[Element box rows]
━━━━━━━━━━━━━━━━

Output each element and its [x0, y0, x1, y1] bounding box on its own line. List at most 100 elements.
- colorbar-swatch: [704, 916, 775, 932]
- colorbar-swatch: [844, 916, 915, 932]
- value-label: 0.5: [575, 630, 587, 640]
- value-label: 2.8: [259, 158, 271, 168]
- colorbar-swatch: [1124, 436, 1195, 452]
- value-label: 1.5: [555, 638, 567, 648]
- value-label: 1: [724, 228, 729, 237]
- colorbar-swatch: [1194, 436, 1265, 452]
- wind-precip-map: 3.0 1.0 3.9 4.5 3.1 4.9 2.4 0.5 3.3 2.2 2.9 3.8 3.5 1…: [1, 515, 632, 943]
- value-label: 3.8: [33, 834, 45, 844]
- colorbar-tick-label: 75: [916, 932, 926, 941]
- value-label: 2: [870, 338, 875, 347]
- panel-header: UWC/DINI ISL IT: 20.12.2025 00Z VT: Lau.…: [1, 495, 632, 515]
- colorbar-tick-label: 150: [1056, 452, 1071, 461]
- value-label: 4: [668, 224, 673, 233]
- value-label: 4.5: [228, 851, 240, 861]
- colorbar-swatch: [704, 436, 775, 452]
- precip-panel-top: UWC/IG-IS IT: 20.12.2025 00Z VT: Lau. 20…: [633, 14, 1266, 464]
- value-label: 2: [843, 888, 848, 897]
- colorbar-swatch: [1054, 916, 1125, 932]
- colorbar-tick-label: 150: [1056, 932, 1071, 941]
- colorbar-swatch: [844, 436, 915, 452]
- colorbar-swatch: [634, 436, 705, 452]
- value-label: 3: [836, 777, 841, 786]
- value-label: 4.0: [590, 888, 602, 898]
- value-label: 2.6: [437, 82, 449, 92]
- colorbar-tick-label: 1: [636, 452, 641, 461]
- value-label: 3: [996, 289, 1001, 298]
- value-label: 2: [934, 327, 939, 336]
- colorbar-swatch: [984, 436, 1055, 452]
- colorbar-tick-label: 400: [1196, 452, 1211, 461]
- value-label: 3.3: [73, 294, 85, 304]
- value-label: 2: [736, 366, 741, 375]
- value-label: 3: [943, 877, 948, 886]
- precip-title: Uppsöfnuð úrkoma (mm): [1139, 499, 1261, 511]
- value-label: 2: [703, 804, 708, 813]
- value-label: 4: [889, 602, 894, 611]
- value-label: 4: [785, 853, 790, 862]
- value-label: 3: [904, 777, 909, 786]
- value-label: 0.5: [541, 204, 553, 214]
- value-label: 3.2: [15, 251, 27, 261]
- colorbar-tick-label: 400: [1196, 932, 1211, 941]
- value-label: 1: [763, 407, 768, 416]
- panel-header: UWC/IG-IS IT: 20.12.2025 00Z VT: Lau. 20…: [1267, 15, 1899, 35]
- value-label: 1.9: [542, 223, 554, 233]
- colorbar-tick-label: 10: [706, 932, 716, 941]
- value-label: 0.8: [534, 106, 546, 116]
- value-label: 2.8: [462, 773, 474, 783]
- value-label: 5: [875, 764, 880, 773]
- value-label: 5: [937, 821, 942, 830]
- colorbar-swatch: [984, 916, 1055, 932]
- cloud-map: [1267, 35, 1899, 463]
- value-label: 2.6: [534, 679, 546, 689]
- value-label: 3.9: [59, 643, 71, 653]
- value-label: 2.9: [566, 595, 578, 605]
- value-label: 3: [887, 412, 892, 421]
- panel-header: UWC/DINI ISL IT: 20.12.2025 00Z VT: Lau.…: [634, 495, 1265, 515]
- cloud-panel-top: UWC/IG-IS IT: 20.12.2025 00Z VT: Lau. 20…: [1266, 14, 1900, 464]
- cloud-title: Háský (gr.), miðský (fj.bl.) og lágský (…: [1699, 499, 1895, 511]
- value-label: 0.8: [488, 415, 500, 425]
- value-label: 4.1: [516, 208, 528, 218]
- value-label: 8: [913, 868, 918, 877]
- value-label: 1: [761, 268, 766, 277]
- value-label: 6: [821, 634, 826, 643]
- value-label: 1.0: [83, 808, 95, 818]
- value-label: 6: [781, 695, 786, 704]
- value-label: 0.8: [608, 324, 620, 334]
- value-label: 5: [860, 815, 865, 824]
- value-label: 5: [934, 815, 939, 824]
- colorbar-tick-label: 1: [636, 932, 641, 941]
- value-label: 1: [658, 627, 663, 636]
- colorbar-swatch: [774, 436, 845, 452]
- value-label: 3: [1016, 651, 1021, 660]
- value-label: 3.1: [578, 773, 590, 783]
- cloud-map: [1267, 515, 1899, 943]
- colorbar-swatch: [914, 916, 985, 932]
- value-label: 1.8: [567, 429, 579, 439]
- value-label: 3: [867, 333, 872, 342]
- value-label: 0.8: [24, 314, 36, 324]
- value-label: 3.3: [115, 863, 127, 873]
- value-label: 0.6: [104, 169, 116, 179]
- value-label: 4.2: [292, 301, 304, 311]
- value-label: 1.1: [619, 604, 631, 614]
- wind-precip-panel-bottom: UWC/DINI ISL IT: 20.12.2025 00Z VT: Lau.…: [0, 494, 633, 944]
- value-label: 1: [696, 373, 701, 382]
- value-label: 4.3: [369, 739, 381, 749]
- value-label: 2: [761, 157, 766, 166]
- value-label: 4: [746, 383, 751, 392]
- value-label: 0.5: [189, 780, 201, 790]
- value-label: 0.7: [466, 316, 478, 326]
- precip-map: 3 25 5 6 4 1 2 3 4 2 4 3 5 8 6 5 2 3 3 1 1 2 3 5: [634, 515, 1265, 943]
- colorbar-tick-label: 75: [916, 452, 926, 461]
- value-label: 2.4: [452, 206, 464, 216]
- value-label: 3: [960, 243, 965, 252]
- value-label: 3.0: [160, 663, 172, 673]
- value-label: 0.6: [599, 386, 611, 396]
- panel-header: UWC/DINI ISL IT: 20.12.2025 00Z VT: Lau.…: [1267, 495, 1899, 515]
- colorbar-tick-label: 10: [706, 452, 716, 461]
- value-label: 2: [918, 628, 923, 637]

━━━━━━━━━━━━━━━━

# Short task:
Update the rows from the first line through the line containing "- value-label: 3.2: [15, 251, 27, 261]", replacing "colorbar-swatch" with "color-swatch" and leaving everything else unchanged.

# Result:
Output each element and its [x0, y0, x1, y1] bounding box on its own line. List at most 100 elements.
- color-swatch: [704, 916, 775, 932]
- color-swatch: [844, 916, 915, 932]
- value-label: 0.5: [575, 630, 587, 640]
- value-label: 2.8: [259, 158, 271, 168]
- color-swatch: [1124, 436, 1195, 452]
- value-label: 1.5: [555, 638, 567, 648]
- value-label: 1: [724, 228, 729, 237]
- color-swatch: [1194, 436, 1265, 452]
- wind-precip-map: 3.0 1.0 3.9 4.5 3.1 4.9 2.4 0.5 3.3 2.2 2.9 3.8 3.5 1…: [1, 515, 632, 943]
- value-label: 3.8: [33, 834, 45, 844]
- colorbar-tick-label: 75: [916, 932, 926, 941]
- value-label: 2: [870, 338, 875, 347]
- panel-header: UWC/DINI ISL IT: 20.12.2025 00Z VT: Lau.…: [1, 495, 632, 515]
- colorbar-tick-label: 150: [1056, 452, 1071, 461]
- value-label: 4: [668, 224, 673, 233]
- value-label: 4.5: [228, 851, 240, 861]
- color-swatch: [704, 436, 775, 452]
- precip-panel-top: UWC/IG-IS IT: 20.12.2025 00Z VT: Lau. 20…: [633, 14, 1266, 464]
- value-label: 2: [843, 888, 848, 897]
- color-swatch: [1054, 916, 1125, 932]
- colorbar-tick-label: 150: [1056, 932, 1071, 941]
- color-swatch: [844, 436, 915, 452]
- color-swatch: [634, 436, 705, 452]
- value-label: 3: [836, 777, 841, 786]
- value-label: 4.0: [590, 888, 602, 898]
- value-label: 2.6: [437, 82, 449, 92]
- colorbar-tick-label: 1: [636, 452, 641, 461]
- value-label: 3: [996, 289, 1001, 298]
- value-label: 2: [934, 327, 939, 336]
- color-swatch: [984, 436, 1055, 452]
- colorbar-tick-label: 400: [1196, 452, 1211, 461]
- value-label: 3.3: [73, 294, 85, 304]
- value-label: 2: [736, 366, 741, 375]
- value-label: 3: [943, 877, 948, 886]
- precip-title: Uppsöfnuð úrkoma (mm): [1139, 499, 1261, 511]
- value-label: 2: [703, 804, 708, 813]
- value-label: 4: [889, 602, 894, 611]
- value-label: 4: [785, 853, 790, 862]
- value-label: 3: [904, 777, 909, 786]
- value-label: 0.5: [541, 204, 553, 214]
- value-label: 3.2: [15, 251, 27, 261]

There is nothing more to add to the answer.